(Records for this exercise):
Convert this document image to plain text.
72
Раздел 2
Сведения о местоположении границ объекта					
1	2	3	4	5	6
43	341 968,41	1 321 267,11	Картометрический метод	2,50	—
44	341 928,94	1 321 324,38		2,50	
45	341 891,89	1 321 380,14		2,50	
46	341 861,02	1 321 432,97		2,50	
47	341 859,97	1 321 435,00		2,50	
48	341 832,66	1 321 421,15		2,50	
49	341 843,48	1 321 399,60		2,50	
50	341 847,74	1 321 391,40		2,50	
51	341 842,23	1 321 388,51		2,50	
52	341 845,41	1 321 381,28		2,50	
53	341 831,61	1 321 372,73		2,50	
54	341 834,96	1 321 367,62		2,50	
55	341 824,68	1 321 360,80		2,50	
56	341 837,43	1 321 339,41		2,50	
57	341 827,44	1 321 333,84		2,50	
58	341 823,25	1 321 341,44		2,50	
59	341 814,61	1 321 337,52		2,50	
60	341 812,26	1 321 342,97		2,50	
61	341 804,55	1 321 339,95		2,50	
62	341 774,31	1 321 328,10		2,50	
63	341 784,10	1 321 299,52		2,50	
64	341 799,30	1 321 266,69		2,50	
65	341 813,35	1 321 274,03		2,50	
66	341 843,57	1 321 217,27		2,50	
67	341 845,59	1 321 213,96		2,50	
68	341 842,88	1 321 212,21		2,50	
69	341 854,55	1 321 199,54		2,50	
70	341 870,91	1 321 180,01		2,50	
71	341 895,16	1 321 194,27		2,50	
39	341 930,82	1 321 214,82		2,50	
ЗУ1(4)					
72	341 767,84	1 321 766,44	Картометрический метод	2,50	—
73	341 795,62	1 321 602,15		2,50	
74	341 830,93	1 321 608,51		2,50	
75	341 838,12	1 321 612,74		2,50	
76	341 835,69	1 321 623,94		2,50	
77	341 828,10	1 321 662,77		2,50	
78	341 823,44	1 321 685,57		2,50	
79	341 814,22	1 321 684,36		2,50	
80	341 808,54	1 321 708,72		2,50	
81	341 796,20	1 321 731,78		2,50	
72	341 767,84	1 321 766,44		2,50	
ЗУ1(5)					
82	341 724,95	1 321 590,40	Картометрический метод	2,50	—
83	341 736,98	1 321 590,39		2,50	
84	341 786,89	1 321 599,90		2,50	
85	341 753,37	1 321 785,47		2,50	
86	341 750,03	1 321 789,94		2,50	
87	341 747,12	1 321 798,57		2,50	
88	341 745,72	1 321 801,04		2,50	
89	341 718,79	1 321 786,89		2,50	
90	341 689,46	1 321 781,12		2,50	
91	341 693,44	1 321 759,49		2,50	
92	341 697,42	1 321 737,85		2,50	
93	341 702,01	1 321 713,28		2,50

(Exercise brief): Copy every record exactly, with nothing added or dropped.

(Full answer):
Convert this document image to plain text.
72
Раздел 2
Сведения о местоположении границ объекта					
1	2	3	4	5	6
43	341 968,41	1 321 267,11	Картометрический метод	2,50	—
44	341 928,94	1 321 324,38		2,50	
45	341 891,89	1 321 380,14		2,50	
46	341 861,02	1 321 432,97		2,50	
47	341 859,97	1 321 435,00		2,50	
48	341 832,66	1 321 421,15		2,50	
49	341 843,48	1 321 399,60		2,50	
50	341 847,74	1 321 391,40		2,50	
51	341 842,23	1 321 388,51		2,50	
52	341 845,41	1 321 381,28		2,50	
53	341 831,61	1 321 372,73		2,50	
54	341 834,96	1 321 367,62		2,50	
55	341 824,68	1 321 360,80		2,50	
56	341 837,43	1 321 339,41		2,50	
57	341 827,44	1 321 333,84		2,50	
58	341 823,25	1 321 341,44		2,50	
59	341 814,61	1 321 337,52		2,50	
60	341 812,26	1 321 342,97		2,50	
61	341 804,55	1 321 339,95		2,50	
62	341 774,31	1 321 328,10		2,50	
63	341 784,10	1 321 299,52		2,50	
64	341 799,30	1 321 266,69		2,50	
65	341 813,35	1 321 274,03		2,50	
66	341 843,57	1 321 217,27		2,50	
67	341 845,59	1 321 213,96		2,50	
68	341 842,88	1 321 212,21		2,50	
69	341 854,55	1 321 199,54		2,50	
70	341 870,91	1 321 180,01		2,50	
71	341 895,16	1 321 194,27		2,50	
39	341 930,82	1 321 214,82		2,50	
ЗУ1(4)					
72	341 767,84	1 321 766,44	Картометрический метод	2,50	—
73	341 795,62	1 321 602,15		2,50	
74	341 830,93	1 321 608,51		2,50	
75	341 838,12	1 321 612,74		2,50	
76	341 835,69	1 321 623,94		2,50	
77	341 828,10	1 321 662,77		2,50	
78	341 823,44	1 321 685,57		2,50	
79	341 814,22	1 321 684,36		2,50	
80	341 808,54	1 321 708,72		2,50	
81	341 796,20	1 321 731,78		2,50	
72	341 767,84	1 321 766,44		2,50	
ЗУ1(5)					
82	341 724,95	1 321 590,40	Картометрический метод	2,50	—
83	341 736,98	1 321 590,39		2,50	
84	341 786,89	1 321 599,90		2,50	
85	341 753,37	1 321 785,47		2,50	
86	341 750,03	1 321 789,94		2,50	
87	341 747,12	1 321 798,57		2,50	
88	341 745,72	1 321 801,04		2,50	
89	341 718,79	1 321 786,89		2,50	
90	341 689,46	1 321 781,12		2,50	
91	341 693,44	1 321 759,49		2,50	
92	341 697,42	1 321 737,85		2,50	
93	341 702,01	1 321 713,28		2,50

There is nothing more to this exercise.